> **Your task**:
Print each of the entries exactly, leaving nothing out.

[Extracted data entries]
···
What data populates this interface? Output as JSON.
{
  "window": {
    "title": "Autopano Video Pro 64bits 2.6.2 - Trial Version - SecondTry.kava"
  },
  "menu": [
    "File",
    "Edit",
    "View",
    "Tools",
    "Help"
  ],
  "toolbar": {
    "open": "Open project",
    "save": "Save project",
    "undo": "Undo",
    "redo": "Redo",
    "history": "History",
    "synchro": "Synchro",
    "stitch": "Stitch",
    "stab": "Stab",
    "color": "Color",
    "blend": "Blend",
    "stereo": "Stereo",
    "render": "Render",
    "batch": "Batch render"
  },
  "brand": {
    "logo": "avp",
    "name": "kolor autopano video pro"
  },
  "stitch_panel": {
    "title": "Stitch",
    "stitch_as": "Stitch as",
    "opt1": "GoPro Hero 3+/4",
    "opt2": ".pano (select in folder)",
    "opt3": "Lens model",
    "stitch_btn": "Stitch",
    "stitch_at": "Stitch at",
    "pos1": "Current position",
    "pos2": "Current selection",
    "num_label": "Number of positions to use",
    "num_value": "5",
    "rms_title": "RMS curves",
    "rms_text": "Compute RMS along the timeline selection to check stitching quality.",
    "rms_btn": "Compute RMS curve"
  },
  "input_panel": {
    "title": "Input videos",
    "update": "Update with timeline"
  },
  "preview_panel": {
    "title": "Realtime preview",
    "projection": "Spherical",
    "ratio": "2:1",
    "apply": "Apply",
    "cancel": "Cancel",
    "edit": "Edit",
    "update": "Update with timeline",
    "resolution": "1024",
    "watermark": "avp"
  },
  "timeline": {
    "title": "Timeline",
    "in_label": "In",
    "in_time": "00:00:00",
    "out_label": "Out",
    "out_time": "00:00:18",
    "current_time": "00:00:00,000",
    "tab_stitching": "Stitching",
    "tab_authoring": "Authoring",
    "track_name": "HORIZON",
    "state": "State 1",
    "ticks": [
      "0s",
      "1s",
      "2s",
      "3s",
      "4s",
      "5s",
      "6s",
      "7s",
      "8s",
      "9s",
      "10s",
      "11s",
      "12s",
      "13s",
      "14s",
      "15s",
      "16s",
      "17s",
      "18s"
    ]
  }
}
···
> **Solution for this exercise**:
What data populates this interface? Output as JSON.
{
  "window": {
    "title": "Autopano Video Pro 64bits 2.6.2 - Trial Version - SecondTry.kava"
  },
  "menu": [
    "File",
    "Edit",
    "View",
    "Tools",
    "Help"
  ],
  "toolbar": {
    "open": "Open project",
    "save": "Save project",
    "undo": "Undo",
    "redo": "Redo",
    "history": "History",
    "synchro": "Synchro",
    "stitch": "Stitch",
    "stab": "Stab",
    "color": "Color",
    "blend": "Blend",
    "stereo": "Stereo",
    "render": "Render",
    "batch": "Batch render"
  },
  "brand": {
    "logo": "avp",
    "name": "kolor autopano video pro"
  },
  "stitch_panel": {
    "title": "Stitch",
    "stitch_as": "Stitch as",
    "opt1": "GoPro Hero 3+/4",
    "opt2": ".pano (select in folder)",
    "opt3": "Lens model",
    "stitch_btn": "Stitch",
    "stitch_at": "Stitch at",
    "pos1": "Current position",
    "pos2": "Current selection",
    "num_label": "Number of positions to use",
    "num_value": "5",
    "rms_title": "RMS curves",
    "rms_text": "Compute RMS along the timeline selection to check stitching quality.",
    "rms_btn": "Compute RMS curve"
  },
  "input_panel": {
    "title": "Input videos",
    "update": "Update with timeline"
  },
  "preview_panel": {
    "title": "Realtime preview",
    "projection": "Spherical",
    "ratio": "2:1",
    "apply": "Apply",
    "cancel": "Cancel",
    "edit": "Edit",
    "update": "Update with timeline",
    "resolution": "1024",
    "watermark": "avp"
  },
  "timeline": {
    "title": "Timeline",
    "in_label": "In",
    "in_time": "00:00:00",
    "out_label": "Out",
    "out_time": "00:00:18",
    "current_time": "00:00:00,000",
    "tab_stitching": "Stitching",
    "tab_authoring": "Authoring",
    "track_name": "HORIZON",
    "state": "State 1",
    "ticks": [
      "0s",
      "1s",
      "2s",
      "3s",
      "4s",
      "5s",
      "6s",
      "7s",
      "8s",
      "9s",
      "10s",
      "11s",
      "12s",
      "13s",
      "14s",
      "15s",
      "16s",
      "17s",
      "18s"
    ]
  }
}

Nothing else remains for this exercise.